Problem to solve – All entries must be extracted exactly, with nothing added or dropped.

Dataset entries –

<<<<

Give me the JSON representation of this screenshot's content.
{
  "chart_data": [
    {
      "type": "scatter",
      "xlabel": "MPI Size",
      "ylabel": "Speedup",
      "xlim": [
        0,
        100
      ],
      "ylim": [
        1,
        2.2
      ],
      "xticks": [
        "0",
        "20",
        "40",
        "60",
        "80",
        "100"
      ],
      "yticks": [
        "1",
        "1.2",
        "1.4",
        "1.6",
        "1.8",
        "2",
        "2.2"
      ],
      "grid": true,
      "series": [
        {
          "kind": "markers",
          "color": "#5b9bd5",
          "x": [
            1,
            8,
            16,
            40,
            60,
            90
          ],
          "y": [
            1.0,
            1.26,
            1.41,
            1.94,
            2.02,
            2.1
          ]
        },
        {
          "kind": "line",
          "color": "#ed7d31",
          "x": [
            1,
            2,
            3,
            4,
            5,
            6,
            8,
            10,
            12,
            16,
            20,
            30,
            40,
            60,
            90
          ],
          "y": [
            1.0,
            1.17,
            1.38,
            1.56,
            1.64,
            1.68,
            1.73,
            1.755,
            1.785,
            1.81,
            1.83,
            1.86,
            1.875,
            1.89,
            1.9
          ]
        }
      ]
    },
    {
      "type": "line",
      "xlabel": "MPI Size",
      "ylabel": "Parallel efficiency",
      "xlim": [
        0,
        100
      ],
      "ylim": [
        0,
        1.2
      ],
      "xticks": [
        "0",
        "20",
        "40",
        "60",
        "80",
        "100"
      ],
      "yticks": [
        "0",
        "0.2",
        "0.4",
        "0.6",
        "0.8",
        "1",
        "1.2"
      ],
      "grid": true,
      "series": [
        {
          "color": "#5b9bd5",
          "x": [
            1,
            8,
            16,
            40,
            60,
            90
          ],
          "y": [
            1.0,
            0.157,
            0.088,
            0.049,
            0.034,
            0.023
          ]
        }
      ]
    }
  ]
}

>>>>

Final result –
Give me the JSON representation of this screenshot's content.
{
  "chart_data": [
    {
      "type": "scatter",
      "xlabel": "MPI Size",
      "ylabel": "Speedup",
      "xlim": [
        0,
        100
      ],
      "ylim": [
        1,
        2.2
      ],
      "xticks": [
        "0",
        "20",
        "40",
        "60",
        "80",
        "100"
      ],
      "yticks": [
        "1",
        "1.2",
        "1.4",
        "1.6",
        "1.8",
        "2",
        "2.2"
      ],
      "grid": true,
      "series": [
        {
          "kind": "markers",
          "color": "#5b9bd5",
          "x": [
            1,
            8,
            16,
            40,
            60,
            90
          ],
          "y": [
            1.0,
            1.26,
            1.41,
            1.94,
            2.02,
            2.1
          ]
        },
        {
          "kind": "line",
          "color": "#ed7d31",
          "x": [
            1,
            2,
            3,
            4,
            5,
            6,
            8,
            10,
            12,
            16,
            20,
            30,
            40,
            60,
            90
          ],
          "y": [
            1.0,
            1.17,
            1.38,
            1.56,
            1.64,
            1.68,
            1.73,
            1.755,
            1.785,
            1.81,
            1.83,
            1.86,
            1.875,
            1.89,
            1.9
          ]
        }
      ]
    },
    {
      "type": "line",
      "xlabel": "MPI Size",
      "ylabel": "Parallel efficiency",
      "xlim": [
        0,
        100
      ],
      "ylim": [
        0,
        1.2
      ],
      "xticks": [
        "0",
        "20",
        "40",
        "60",
        "80",
        "100"
      ],
      "yticks": [
        "0",
        "0.2",
        "0.4",
        "0.6",
        "0.8",
        "1",
        "1.2"
      ],
      "grid": true,
      "series": [
        {
          "color": "#5b9bd5",
          "x": [
            1,
            8,
            16,
            40,
            60,
            90
          ],
          "y": [
            1.0,
            0.157,
            0.088,
            0.049,
            0.034,
            0.023
          ]
        }
      ]
    }
  ]
}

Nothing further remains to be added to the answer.